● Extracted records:
BEGIN

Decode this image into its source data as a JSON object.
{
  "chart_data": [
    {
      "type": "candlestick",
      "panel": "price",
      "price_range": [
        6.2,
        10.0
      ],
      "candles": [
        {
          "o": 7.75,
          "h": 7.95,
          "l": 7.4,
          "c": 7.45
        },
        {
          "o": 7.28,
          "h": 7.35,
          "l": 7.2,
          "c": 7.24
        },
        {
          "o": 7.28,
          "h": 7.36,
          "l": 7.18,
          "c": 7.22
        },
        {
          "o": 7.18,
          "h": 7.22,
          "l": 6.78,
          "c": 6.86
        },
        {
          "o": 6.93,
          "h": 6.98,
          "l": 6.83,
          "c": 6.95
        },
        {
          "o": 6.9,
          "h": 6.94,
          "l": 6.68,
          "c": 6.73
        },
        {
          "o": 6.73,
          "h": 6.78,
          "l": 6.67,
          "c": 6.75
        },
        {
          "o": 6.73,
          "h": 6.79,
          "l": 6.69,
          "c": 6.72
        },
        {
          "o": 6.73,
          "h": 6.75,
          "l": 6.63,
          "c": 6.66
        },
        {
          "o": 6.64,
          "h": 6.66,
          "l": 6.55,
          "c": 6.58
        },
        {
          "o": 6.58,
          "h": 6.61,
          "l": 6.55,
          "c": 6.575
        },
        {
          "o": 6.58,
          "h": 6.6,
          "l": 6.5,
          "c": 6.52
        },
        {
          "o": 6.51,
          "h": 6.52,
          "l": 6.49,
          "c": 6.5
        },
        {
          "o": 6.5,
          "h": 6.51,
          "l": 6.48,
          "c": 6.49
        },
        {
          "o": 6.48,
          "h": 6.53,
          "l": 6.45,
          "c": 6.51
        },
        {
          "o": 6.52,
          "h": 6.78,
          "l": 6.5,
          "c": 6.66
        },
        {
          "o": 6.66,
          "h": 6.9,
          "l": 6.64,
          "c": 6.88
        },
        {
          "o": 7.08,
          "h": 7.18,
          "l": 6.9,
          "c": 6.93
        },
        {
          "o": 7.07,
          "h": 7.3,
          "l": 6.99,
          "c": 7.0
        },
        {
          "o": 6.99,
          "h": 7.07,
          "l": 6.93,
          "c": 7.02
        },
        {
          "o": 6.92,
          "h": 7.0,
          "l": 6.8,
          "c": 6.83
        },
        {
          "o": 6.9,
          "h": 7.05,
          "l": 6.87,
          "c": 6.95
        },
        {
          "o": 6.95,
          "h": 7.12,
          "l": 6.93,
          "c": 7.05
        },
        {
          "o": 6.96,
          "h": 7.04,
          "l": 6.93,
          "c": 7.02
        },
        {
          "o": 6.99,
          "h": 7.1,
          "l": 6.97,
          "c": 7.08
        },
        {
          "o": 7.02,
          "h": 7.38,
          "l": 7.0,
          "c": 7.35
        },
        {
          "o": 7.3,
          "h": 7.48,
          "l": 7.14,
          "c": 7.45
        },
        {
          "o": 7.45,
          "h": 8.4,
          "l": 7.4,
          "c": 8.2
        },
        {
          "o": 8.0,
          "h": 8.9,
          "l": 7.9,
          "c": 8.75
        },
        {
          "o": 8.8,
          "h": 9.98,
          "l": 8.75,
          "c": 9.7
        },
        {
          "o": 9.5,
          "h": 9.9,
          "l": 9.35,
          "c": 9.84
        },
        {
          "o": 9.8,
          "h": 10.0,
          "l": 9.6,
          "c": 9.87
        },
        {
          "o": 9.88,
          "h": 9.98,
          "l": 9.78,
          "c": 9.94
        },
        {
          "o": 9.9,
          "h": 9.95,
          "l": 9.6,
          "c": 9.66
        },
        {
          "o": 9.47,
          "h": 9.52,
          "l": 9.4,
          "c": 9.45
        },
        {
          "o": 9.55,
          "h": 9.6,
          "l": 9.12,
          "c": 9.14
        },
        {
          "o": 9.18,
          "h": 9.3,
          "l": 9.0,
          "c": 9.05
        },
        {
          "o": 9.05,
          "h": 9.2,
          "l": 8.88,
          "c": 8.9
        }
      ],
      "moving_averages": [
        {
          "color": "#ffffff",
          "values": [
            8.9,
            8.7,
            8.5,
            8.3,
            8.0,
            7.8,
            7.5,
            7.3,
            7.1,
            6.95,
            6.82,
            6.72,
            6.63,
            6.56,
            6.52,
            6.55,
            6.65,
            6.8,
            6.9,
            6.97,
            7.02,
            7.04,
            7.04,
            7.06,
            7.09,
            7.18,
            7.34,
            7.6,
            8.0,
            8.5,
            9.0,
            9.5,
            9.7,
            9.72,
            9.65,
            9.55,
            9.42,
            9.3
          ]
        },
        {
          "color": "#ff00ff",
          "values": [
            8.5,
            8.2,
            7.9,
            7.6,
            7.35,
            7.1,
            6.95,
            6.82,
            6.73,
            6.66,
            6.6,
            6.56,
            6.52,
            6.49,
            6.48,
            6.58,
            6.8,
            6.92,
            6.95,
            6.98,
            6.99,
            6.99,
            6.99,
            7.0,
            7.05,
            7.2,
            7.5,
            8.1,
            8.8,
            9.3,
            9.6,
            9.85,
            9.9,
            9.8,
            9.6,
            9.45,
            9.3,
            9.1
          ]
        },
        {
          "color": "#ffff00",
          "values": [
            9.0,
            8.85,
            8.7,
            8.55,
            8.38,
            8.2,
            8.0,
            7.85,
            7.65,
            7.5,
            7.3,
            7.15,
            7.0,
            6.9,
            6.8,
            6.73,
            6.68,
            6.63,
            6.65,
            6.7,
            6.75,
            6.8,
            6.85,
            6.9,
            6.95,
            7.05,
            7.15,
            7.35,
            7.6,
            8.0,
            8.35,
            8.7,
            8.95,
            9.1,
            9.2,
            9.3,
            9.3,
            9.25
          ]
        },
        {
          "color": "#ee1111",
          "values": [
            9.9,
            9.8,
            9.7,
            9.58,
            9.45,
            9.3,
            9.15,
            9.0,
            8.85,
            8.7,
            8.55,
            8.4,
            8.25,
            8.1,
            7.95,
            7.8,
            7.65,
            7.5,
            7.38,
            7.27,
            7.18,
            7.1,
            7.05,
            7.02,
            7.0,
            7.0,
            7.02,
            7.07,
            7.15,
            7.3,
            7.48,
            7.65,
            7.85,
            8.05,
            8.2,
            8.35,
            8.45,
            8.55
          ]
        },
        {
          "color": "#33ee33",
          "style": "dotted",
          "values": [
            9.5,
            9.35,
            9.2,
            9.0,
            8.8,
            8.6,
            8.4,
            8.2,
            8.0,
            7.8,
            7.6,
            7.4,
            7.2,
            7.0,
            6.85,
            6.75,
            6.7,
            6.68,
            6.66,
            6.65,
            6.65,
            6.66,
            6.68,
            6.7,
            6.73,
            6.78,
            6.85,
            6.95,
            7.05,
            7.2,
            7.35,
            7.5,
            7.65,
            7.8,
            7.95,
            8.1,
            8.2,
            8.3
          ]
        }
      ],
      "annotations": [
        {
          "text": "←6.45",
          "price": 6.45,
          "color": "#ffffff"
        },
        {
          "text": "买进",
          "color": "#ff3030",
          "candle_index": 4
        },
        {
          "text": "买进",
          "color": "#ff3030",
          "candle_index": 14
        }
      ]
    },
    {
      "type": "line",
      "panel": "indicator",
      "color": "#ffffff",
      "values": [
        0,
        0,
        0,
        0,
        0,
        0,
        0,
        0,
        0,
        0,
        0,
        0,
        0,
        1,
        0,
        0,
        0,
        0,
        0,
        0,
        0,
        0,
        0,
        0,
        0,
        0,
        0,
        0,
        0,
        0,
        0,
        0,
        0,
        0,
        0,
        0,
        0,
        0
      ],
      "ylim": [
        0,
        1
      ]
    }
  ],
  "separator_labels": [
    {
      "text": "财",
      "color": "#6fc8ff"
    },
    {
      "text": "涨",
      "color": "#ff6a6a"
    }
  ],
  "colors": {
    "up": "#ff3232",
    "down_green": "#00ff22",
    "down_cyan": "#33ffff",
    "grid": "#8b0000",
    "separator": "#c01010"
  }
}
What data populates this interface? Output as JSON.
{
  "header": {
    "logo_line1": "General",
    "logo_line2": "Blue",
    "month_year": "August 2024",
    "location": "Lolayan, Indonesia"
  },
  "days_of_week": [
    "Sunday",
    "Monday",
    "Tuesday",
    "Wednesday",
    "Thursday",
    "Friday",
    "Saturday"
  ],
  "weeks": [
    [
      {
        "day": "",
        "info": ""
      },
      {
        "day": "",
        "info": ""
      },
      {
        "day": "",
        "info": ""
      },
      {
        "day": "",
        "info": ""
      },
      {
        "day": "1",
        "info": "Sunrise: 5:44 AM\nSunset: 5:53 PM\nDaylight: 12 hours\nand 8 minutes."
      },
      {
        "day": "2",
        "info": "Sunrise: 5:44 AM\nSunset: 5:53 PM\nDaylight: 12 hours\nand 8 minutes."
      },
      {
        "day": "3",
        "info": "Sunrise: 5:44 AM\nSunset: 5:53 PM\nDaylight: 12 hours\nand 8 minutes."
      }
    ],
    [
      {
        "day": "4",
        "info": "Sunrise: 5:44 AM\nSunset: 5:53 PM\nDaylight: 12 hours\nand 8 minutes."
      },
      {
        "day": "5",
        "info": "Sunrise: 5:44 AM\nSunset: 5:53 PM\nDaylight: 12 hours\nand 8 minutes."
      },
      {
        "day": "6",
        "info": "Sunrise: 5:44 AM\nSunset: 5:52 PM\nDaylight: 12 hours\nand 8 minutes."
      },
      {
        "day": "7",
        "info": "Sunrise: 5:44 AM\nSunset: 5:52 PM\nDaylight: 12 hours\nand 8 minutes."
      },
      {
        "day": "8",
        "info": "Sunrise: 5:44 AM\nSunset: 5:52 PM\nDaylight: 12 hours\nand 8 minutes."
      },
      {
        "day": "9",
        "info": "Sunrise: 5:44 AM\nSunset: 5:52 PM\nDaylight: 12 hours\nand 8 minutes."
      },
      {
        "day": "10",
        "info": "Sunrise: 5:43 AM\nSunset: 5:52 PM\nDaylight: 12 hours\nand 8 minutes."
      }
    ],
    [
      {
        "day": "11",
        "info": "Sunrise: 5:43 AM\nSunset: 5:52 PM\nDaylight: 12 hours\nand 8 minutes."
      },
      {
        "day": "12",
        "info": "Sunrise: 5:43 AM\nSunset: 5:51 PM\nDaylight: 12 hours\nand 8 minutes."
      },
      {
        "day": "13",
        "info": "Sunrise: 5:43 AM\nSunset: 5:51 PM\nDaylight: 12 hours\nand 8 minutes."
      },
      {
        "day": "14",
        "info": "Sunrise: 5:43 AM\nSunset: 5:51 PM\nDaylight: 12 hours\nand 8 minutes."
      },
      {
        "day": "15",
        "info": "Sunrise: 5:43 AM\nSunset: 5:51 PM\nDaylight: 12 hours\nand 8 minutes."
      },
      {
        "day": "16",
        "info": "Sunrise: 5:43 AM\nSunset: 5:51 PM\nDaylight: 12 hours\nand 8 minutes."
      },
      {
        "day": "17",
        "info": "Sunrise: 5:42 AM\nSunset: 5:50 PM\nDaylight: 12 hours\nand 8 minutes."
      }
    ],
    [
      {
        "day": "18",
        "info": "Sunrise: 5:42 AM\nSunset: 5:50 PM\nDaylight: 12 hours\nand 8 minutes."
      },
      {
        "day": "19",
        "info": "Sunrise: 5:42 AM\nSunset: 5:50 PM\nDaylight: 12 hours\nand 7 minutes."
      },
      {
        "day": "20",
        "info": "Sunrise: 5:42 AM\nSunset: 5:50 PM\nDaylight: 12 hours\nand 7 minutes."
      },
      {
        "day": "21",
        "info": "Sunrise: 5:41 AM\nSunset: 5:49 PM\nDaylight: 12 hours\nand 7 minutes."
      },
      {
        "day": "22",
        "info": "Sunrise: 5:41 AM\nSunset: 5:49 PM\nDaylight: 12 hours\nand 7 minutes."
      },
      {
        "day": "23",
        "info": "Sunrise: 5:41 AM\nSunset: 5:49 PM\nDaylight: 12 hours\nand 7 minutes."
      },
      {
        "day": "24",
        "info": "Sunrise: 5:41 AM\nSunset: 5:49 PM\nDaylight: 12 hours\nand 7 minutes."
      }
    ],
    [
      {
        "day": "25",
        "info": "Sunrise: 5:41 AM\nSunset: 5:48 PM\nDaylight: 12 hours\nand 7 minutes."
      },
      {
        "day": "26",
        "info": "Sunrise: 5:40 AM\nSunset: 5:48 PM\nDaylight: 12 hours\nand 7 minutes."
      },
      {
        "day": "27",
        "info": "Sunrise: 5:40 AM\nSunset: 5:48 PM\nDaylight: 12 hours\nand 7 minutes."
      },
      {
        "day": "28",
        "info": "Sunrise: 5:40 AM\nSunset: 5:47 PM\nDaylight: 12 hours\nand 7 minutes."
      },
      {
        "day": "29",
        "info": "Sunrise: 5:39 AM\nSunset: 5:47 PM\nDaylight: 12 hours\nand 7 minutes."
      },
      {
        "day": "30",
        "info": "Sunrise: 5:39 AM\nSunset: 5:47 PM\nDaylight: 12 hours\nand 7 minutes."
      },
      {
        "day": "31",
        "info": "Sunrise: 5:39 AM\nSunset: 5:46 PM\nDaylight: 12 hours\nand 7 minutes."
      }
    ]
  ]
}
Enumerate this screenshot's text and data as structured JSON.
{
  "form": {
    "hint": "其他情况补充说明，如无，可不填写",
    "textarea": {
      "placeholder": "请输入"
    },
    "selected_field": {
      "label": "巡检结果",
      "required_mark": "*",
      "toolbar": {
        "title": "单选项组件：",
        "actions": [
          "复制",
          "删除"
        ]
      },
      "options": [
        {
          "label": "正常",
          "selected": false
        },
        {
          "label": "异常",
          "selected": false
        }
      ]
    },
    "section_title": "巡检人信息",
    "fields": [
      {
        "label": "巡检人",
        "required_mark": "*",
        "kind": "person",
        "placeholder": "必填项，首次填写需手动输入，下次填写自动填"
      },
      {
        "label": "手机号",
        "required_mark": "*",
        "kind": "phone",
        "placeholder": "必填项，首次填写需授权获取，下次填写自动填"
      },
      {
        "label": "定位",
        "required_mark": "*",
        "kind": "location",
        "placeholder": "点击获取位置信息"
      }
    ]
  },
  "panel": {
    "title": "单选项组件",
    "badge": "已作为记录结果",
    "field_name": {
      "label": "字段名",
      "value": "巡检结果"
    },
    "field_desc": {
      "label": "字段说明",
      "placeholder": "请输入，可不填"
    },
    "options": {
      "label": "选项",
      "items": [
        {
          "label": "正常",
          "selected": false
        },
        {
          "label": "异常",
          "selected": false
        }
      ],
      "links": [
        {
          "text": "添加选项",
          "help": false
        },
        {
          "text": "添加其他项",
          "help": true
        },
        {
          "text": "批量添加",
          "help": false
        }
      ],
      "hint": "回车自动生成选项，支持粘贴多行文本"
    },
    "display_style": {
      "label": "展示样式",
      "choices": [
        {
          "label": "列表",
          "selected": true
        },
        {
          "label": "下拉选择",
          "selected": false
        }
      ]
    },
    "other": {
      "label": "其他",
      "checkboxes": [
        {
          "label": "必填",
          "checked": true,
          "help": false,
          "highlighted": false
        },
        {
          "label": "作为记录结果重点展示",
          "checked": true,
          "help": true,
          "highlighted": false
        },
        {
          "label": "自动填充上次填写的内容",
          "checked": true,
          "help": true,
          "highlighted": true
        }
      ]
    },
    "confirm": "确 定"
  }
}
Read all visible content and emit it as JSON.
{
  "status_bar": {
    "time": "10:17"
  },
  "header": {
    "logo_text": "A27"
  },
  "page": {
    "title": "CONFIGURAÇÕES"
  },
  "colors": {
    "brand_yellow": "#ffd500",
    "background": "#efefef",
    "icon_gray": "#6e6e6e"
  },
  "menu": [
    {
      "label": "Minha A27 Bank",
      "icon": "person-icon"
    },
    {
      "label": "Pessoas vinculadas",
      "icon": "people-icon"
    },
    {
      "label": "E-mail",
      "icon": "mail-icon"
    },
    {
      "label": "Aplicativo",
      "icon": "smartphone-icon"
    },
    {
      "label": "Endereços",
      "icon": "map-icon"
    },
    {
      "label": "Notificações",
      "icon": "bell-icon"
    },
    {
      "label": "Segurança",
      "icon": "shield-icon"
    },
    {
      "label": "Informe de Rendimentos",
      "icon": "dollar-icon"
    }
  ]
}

END

● WRITTEN TASK:
Return every line in the listing that contains the word "this".

● FINISHED TASK:
Decode this image into its source data as a JSON object.
What data populates this interface? Output as JSON.
Enumerate this screenshot's text and data as structured JSON.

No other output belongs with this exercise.